[BEGIN Extracted material]

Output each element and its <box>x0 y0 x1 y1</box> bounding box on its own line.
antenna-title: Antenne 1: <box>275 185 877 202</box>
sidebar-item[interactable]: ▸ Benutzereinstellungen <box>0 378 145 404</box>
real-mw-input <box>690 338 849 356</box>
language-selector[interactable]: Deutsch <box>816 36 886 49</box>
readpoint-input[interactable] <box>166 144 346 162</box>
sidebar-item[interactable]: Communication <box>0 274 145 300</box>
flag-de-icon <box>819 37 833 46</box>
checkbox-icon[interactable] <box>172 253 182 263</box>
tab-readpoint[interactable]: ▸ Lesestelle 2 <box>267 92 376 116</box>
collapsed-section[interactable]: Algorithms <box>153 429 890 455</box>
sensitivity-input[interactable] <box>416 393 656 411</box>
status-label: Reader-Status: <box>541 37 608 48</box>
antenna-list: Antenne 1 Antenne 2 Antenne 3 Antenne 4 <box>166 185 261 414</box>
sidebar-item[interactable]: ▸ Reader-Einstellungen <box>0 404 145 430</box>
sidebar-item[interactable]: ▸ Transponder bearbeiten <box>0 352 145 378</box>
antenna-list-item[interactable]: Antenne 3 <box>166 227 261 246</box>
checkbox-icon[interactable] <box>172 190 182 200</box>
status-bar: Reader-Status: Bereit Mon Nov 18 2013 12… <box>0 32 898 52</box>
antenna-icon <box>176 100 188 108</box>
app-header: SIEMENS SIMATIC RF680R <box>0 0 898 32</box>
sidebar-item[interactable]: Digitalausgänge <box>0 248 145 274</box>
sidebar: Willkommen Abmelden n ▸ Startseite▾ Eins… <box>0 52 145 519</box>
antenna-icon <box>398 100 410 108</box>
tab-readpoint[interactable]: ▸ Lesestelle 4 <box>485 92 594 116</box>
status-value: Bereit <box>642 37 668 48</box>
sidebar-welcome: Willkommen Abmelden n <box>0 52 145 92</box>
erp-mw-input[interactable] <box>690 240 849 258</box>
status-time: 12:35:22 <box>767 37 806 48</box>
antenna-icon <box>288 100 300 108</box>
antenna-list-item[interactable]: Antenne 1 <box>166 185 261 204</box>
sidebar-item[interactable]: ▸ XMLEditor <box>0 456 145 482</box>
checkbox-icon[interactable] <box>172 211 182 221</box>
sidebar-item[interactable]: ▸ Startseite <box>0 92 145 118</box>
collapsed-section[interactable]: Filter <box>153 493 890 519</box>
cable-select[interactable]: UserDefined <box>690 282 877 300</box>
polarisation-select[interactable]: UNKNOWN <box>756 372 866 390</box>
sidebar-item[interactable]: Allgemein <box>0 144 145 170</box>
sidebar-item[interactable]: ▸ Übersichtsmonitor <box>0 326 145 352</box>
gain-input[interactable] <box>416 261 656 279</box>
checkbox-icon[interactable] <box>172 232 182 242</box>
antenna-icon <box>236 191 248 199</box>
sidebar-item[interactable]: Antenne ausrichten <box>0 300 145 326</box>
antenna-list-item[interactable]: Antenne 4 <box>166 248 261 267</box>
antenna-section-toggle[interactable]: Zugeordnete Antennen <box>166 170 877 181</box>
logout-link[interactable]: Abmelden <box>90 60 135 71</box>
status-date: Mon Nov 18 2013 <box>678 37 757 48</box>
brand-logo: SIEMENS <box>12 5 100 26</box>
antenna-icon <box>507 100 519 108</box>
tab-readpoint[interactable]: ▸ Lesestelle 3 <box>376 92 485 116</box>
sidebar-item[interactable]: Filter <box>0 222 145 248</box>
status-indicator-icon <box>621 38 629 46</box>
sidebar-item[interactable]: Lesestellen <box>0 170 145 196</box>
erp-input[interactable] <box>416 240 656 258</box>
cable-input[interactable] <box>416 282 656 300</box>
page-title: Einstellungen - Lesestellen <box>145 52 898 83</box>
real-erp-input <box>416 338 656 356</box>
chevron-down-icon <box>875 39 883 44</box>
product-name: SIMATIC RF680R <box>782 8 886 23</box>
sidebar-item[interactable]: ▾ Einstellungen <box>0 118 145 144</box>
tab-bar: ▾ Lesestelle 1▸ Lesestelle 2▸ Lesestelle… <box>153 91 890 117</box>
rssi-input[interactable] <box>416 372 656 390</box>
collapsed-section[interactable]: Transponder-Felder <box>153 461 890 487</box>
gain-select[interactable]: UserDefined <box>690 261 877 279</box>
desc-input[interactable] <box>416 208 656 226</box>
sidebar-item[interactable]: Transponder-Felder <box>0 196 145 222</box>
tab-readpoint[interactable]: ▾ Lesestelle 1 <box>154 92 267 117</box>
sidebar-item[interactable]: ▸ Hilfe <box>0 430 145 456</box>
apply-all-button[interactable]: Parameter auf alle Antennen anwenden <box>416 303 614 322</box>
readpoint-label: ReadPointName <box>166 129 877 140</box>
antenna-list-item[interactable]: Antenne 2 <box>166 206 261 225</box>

[END Extracted material]

> Stated problem
Arrange every line of the listing above into a Markdown table with the columns Row and Line, numbering the rows in order and omitting any blank lines.

> Answer to this task
| Row | Line |
|---|---|
| 1 | Output each element and its <box>x0 y0 x1 y1</box> bounding box on its own line. |
| 2 | antenna-title: Antenne 1: <box>275 185 877 202</box> |
| 3 | sidebar-item[interactable]: ▸ Benutzereinstellungen <box>0 378 145 404</box> |
| 4 | real-mw-input <box>690 338 849 356</box> |
| 5 | language-selector[interactable]: Deutsch <box>816 36 886 49</box> |
| 6 | readpoint-input[interactable] <box>166 144 346 162</box> |
| 7 | sidebar-item[interactable]: Communication <box>0 274 145 300</box> |
| 8 | flag-de-icon <box>819 37 833 46</box> |
| 9 | checkbox-icon[interactable] <box>172 253 182 263</box> |
| 10 | tab-readpoint[interactable]: ▸ Lesestelle 2 <box>267 92 376 116</box> |
| 11 | collapsed-section[interactable]: Algorithms <box>153 429 890 455</box> |
| 12 | sensitivity-input[interactable] <box>416 393 656 411</box> |
| 13 | status-label: Reader-Status: <box>541 37 608 48</box> |
| 14 | antenna-list: Antenne 1 Antenne 2 Antenne 3 Antenne 4 <box>166 185 261 414</box> |
| 15 | sidebar-item[interactable]: ▸ Reader-Einstellungen <box>0 404 145 430</box> |
| 16 | sidebar-item[interactable]: ▸ Transponder bearbeiten <box>0 352 145 378</box> |
| 17 | antenna-list-item[interactable]: Antenne 3 <box>166 227 261 246</box> |
| 18 | checkbox-icon[interactable] <box>172 190 182 200</box> |
| 19 | status-bar: Reader-Status: Bereit Mon Nov 18 2013 12… <box>0 32 898 52</box> |
| 20 | antenna-icon <box>176 100 188 108</box> |
| 21 | app-header: SIEMENS SIMATIC RF680R <box>0 0 898 32</box> |
| 22 | sidebar-item[interactable]: Digitalausgänge <box>0 248 145 274</box> |
| 23 | sidebar: Willkommen Abmelden n ▸ Startseite▾ Eins… <box>0 52 145 519</box> |
| 24 | antenna-icon <box>398 100 410 108</box> |
| 25 | tab-readpoint[interactable]: ▸ Lesestelle 4 <box>485 92 594 116</box> |
| 26 | status-value: Bereit <box>642 37 668 48</box> |
| 27 | sidebar-welcome: Willkommen Abmelden n <box>0 52 145 92</box> |
| 28 | erp-mw-input[interactable] <box>690 240 849 258</box> |
| 29 | status-time: 12:35:22 <box>767 37 806 48</box> |
| 30 | antenna-icon <box>288 100 300 108</box> |
| 31 | antenna-list-item[interactable]: Antenne 1 <box>166 185 261 204</box> |
| 32 | sidebar-item[interactable]: ▸ XMLEditor <box>0 456 145 482</box> |
| 33 | checkbox-icon[interactable] <box>172 211 182 221</box> |
| 34 | sidebar-item[interactable]: ▸ Startseite <box>0 92 145 118</box> |
| 35 | collapsed-section[interactable]: Filter <box>153 493 890 519</box> |
| 36 | cable-select[interactable]: UserDefined <box>690 282 877 300</box> |
| 37 | polarisation-select[interactable]: UNKNOWN <box>756 372 866 390</box> |
| 38 | sidebar-item[interactable]: Allgemein <box>0 144 145 170</box> |
| 39 | sidebar-item[interactable]: ▸ Übersichtsmonitor <box>0 326 145 352</box> |
| 40 | gain-input[interactable] <box>416 261 656 279</box> |
| 41 | checkbox-icon[interactable] <box>172 232 182 242</box> |
| 42 | antenna-icon <box>236 191 248 199</box> |
| 43 | sidebar-item[interactable]: Antenne ausrichten <box>0 300 145 326</box> |
| 44 | antenna-list-item[interactable]: Antenne 4 <box>166 248 261 267</box> |
| 45 | antenna-section-toggle[interactable]: Zugeordnete Antennen <box>166 170 877 181</box> |
| 46 | logout-link[interactable]: Abmelden <box>90 60 135 71</box> |
| 47 | status-date: Mon Nov 18 2013 <box>678 37 757 48</box> |
| 48 | brand-logo: SIEMENS <box>12 5 100 26</box> |
| 49 | antenna-icon <box>507 100 519 108</box> |
| 50 | tab-readpoint[interactable]: ▸ Lesestelle 3 <box>376 92 485 116</box> |
| 51 | sidebar-item[interactable]: Filter <box>0 222 145 248</box> |
| 52 | status-indicator-icon <box>621 38 629 46</box> |
| 53 | sidebar-item[interactable]: Lesestellen <box>0 170 145 196</box> |
| 54 | erp-input[interactable] <box>416 240 656 258</box> |
| 55 | cable-input[interactable] <box>416 282 656 300</box> |
| 56 | page-title: Einstellungen - Lesestellen <box>145 52 898 83</box> |
| 57 | real-erp-input <box>416 338 656 356</box> |
| 58 | chevron-down-icon <box>875 39 883 44</box> |
| 59 | product-name: SIMATIC RF680R <box>782 8 886 23</box> |
| 60 | sidebar-item[interactable]: ▾ Einstellungen <box>0 118 145 144</box> |
| 61 | tab-bar: ▾ Lesestelle 1▸ Lesestelle 2▸ Lesestelle… <box>153 91 890 117</box> |
| 62 | rssi-input[interactable] <box>416 372 656 390</box> |
| 63 | collapsed-section[interactable]: Transponder-Felder <box>153 461 890 487</box> |
| 64 | gain-select[interactable]: UserDefined <box>690 261 877 279</box> |
| 65 | desc-input[interactable] <box>416 208 656 226</box> |
| 66 | sidebar-item[interactable]: Transponder-Felder <box>0 196 145 222</box> |
| 67 | tab-readpoint[interactable]: ▾ Lesestelle 1 <box>154 92 267 117</box> |
| 68 | sidebar-item[interactable]: ▸ Hilfe <box>0 430 145 456</box> |
| 69 | apply-all-button[interactable]: Parameter auf alle Antennen anwenden <box>416 303 614 322</box> |
| 70 | readpoint-label: ReadPointName <box>166 129 877 140</box> |
| 71 | antenna-list-item[interactable]: Antenne 2 <box>166 206 261 225</box> |